• What is required:
Copy the lines from the beginning of the records through the line containing "setting-title: 提成产品 xyxy=(276,465,344,485)", both included, without changing anything.

(Spatial annotation entries)
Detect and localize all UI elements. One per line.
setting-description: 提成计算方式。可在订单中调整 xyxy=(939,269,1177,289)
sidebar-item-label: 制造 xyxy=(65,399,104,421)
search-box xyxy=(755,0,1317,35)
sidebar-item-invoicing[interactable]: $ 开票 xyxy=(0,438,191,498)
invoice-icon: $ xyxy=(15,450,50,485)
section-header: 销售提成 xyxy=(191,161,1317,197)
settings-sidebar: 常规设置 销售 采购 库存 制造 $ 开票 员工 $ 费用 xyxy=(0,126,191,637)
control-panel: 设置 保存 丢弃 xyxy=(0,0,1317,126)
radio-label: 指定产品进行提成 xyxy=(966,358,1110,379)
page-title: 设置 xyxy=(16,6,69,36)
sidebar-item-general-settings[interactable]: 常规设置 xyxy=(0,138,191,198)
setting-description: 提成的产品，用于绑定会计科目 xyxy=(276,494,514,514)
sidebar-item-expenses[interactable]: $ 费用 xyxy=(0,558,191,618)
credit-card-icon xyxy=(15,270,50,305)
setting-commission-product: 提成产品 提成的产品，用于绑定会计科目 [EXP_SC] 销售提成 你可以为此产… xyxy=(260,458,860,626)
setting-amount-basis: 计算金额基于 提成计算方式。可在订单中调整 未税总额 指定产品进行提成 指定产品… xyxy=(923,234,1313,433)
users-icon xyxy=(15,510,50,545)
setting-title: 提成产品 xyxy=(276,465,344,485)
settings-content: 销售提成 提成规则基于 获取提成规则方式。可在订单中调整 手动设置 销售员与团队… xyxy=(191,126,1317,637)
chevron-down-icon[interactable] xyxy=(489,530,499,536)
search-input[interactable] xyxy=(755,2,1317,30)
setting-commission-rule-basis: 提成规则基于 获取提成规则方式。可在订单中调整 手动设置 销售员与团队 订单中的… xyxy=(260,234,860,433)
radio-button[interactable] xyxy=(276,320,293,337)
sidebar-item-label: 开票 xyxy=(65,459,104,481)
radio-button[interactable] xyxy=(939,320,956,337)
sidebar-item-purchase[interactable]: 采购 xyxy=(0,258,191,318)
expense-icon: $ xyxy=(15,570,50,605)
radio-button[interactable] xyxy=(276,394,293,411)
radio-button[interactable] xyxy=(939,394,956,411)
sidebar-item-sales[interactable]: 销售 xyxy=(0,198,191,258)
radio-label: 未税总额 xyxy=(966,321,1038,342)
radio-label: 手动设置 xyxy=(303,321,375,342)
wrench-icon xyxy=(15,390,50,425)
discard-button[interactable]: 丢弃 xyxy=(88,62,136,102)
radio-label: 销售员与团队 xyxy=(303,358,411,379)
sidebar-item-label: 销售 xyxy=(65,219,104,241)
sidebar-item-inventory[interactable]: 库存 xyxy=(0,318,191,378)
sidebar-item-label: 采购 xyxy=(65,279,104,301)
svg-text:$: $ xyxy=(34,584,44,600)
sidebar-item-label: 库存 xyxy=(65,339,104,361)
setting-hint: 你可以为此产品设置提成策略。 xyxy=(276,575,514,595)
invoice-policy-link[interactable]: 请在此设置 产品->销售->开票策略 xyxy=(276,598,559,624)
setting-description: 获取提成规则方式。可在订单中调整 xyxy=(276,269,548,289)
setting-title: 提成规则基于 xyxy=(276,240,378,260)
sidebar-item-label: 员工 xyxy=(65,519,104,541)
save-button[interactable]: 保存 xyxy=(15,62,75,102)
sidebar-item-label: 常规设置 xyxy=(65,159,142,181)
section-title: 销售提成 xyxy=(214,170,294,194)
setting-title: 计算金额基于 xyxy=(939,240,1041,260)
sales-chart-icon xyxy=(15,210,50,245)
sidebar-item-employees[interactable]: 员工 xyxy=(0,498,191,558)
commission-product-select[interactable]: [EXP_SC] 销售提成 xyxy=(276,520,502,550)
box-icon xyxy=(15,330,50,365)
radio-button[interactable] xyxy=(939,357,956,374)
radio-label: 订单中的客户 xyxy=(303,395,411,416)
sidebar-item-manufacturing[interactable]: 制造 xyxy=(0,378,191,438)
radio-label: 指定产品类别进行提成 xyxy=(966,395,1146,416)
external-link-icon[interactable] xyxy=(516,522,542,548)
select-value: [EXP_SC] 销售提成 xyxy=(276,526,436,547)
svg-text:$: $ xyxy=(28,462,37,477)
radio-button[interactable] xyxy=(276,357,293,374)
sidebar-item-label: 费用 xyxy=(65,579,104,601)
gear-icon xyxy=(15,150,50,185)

• Answer to the task:
Detect and localize all UI elements. One per line.
setting-description: 提成计算方式。可在订单中调整 xyxy=(939,269,1177,289)
sidebar-item-label: 制造 xyxy=(65,399,104,421)
search-box xyxy=(755,0,1317,35)
sidebar-item-invoicing[interactable]: $ 开票 xyxy=(0,438,191,498)
invoice-icon: $ xyxy=(15,450,50,485)
section-header: 销售提成 xyxy=(191,161,1317,197)
settings-sidebar: 常规设置 销售 采购 库存 制造 $ 开票 员工 $ 费用 xyxy=(0,126,191,637)
control-panel: 设置 保存 丢弃 xyxy=(0,0,1317,126)
radio-label: 指定产品进行提成 xyxy=(966,358,1110,379)
page-title: 设置 xyxy=(16,6,69,36)
sidebar-item-general-settings[interactable]: 常规设置 xyxy=(0,138,191,198)
setting-description: 提成的产品，用于绑定会计科目 xyxy=(276,494,514,514)
sidebar-item-expenses[interactable]: $ 费用 xyxy=(0,558,191,618)
credit-card-icon xyxy=(15,270,50,305)
setting-commission-product: 提成产品 提成的产品，用于绑定会计科目 [EXP_SC] 销售提成 你可以为此产… xyxy=(260,458,860,626)
setting-amount-basis: 计算金额基于 提成计算方式。可在订单中调整 未税总额 指定产品进行提成 指定产品… xyxy=(923,234,1313,433)
users-icon xyxy=(15,510,50,545)
setting-title: 提成产品 xyxy=(276,465,344,485)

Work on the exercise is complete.